_Aim_
Search the entries for the word "name" and pull out each line that has it.

_Records for the exercise_
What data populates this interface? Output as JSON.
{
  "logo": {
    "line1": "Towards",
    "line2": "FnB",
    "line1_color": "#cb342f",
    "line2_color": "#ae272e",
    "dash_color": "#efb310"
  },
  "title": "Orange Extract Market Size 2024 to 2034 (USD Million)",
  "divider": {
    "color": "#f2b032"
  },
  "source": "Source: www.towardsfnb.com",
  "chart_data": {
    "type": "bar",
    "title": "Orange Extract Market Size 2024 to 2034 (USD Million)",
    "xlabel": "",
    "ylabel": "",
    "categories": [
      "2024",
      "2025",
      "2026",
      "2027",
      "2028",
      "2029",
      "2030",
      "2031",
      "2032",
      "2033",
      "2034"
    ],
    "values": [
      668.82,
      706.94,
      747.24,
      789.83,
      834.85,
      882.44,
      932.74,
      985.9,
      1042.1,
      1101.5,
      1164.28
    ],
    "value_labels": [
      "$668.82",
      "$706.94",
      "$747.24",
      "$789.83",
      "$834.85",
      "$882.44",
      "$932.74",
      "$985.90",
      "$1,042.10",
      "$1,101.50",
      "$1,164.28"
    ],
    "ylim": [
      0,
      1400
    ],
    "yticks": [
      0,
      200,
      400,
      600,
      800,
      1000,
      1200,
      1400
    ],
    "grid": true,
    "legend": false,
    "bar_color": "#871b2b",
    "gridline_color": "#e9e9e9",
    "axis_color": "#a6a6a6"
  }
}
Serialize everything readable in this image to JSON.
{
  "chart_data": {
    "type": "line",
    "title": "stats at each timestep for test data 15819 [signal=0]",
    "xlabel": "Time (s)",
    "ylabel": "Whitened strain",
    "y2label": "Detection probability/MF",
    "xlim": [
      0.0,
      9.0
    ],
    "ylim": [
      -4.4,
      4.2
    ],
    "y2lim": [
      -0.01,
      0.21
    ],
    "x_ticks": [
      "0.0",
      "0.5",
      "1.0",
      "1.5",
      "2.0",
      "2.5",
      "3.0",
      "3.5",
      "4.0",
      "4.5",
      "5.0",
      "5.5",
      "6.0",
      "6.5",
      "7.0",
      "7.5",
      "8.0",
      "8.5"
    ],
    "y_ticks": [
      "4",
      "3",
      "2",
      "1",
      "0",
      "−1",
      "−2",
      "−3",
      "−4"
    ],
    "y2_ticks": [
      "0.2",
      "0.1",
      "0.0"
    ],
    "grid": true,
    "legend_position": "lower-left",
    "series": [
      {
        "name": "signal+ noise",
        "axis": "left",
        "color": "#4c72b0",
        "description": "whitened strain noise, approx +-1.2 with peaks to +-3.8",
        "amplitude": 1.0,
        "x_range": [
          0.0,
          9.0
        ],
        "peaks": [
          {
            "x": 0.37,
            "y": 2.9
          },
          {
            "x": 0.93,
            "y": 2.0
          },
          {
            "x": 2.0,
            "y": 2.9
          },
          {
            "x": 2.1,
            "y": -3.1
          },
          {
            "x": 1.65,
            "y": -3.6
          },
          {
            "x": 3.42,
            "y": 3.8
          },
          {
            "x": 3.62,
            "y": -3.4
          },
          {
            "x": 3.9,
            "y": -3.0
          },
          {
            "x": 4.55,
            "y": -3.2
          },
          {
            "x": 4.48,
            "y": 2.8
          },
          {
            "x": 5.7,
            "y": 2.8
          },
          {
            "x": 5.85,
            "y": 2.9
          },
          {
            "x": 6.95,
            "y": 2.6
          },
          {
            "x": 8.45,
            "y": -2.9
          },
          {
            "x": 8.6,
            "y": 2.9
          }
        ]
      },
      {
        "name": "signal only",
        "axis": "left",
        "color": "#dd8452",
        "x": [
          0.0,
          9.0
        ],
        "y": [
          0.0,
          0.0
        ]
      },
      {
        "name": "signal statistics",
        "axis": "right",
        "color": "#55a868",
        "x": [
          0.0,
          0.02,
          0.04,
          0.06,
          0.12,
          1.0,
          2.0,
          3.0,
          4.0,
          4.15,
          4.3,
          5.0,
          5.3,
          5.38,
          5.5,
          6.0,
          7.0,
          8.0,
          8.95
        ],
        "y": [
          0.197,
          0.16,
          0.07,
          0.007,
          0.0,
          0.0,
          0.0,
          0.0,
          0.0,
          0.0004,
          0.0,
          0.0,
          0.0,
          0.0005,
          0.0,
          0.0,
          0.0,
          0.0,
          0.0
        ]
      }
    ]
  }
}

_Result_
        "name": "signal+ noise",
        "name": "signal only",
        "name": "signal statistics",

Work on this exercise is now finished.